Reply with the count of lines holding "background", nothing more.

━━━━━━━━━━━━━━━━━━━━━━━━━━━━━━

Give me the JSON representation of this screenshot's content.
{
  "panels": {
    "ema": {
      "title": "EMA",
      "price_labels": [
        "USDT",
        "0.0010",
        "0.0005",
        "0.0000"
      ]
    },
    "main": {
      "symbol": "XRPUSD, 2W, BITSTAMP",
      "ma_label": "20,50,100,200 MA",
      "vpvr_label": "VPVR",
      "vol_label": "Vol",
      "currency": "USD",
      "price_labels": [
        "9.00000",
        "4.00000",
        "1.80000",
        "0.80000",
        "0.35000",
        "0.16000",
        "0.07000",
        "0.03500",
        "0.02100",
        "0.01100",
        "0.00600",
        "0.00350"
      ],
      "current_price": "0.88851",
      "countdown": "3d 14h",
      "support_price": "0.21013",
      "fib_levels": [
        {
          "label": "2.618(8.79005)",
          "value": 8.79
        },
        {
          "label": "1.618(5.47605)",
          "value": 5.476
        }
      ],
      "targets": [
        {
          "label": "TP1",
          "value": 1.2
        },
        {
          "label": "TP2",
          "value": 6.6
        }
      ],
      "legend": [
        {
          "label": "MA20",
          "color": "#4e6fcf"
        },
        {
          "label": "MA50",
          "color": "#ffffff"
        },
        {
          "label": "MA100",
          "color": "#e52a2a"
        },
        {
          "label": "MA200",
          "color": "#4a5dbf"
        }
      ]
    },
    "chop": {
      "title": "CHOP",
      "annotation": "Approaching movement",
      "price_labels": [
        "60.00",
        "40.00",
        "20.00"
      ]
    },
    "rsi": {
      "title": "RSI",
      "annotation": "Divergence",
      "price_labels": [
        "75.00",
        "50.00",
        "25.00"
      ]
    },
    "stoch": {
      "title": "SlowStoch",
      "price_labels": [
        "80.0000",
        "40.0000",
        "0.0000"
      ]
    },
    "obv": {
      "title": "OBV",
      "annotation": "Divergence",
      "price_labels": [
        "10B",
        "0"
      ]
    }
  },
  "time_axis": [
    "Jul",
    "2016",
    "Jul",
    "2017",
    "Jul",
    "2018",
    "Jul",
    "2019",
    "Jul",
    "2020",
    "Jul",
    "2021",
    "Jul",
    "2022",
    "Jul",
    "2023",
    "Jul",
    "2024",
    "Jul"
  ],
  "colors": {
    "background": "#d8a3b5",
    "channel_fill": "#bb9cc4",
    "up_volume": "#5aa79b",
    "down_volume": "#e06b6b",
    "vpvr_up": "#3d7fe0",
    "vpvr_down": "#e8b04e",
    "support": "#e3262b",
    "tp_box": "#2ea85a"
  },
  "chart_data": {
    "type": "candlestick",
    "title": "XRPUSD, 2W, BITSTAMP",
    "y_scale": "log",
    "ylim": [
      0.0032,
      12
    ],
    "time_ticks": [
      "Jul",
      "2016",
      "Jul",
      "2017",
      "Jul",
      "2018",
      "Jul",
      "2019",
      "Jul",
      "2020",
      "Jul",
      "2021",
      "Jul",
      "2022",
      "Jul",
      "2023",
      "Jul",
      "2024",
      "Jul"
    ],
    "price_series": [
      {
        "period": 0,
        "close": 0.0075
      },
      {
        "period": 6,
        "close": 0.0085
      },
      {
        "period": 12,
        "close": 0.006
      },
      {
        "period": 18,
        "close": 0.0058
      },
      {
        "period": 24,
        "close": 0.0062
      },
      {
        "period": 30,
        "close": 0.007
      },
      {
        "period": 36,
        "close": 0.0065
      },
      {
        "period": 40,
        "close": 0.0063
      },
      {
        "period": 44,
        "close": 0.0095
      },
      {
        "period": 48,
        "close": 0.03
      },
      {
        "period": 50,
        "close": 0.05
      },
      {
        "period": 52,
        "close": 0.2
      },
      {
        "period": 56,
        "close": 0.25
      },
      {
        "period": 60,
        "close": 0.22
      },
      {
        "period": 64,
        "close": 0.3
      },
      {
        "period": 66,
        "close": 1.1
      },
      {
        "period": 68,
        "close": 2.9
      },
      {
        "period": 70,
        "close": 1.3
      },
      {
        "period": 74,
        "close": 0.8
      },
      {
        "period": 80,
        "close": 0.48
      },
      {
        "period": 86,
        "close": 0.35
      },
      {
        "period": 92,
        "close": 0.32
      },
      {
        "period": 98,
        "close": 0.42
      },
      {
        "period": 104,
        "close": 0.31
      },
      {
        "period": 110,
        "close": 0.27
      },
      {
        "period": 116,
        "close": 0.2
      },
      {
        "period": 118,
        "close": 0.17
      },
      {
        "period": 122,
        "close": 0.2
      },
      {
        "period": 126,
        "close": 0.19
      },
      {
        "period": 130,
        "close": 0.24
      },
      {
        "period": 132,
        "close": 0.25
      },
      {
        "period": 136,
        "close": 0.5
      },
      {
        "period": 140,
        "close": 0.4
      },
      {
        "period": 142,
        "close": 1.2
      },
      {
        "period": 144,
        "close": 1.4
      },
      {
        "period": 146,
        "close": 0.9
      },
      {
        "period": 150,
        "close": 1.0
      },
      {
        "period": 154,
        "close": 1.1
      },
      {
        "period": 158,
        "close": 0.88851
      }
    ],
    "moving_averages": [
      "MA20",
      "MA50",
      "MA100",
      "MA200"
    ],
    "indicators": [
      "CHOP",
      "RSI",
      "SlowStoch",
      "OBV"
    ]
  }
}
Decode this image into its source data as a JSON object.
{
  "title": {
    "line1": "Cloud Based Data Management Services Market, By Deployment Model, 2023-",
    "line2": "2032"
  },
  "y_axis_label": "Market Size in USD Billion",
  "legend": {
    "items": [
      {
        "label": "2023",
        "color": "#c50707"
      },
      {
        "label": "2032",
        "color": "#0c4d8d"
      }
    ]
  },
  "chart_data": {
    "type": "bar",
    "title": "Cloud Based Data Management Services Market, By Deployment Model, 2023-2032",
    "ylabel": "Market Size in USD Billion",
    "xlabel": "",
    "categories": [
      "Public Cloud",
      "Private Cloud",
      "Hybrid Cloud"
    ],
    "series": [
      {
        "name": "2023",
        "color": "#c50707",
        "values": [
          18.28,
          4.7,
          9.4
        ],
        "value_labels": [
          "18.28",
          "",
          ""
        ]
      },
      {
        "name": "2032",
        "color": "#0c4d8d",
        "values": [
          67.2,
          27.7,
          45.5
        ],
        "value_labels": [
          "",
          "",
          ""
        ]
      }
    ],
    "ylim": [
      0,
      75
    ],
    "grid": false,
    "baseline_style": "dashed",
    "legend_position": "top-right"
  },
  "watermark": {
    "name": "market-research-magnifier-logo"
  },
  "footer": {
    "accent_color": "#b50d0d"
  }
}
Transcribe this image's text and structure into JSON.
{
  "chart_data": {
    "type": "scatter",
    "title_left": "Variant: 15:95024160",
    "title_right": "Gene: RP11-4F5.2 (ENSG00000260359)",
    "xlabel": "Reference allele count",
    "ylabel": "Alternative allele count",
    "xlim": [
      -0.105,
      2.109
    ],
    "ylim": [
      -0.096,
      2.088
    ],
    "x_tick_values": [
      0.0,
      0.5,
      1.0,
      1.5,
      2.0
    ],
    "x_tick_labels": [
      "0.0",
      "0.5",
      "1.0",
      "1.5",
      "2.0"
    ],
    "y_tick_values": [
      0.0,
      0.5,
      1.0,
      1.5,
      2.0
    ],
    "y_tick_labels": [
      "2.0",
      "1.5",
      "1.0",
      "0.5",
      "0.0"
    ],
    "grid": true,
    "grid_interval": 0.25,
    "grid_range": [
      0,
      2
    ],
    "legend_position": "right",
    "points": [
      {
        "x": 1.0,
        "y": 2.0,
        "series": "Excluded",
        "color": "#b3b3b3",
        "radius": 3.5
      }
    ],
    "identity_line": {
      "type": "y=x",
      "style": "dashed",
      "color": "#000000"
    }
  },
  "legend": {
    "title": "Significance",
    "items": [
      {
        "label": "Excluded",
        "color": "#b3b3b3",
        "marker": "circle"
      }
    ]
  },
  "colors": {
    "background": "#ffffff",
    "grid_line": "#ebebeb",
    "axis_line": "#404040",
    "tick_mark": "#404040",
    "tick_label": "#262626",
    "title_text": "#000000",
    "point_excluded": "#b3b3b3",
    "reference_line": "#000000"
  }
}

━━━━━━━━━━━━━━━━━━━━━━━━━━━━━━

• _OUTPUT OF THE TASK_
2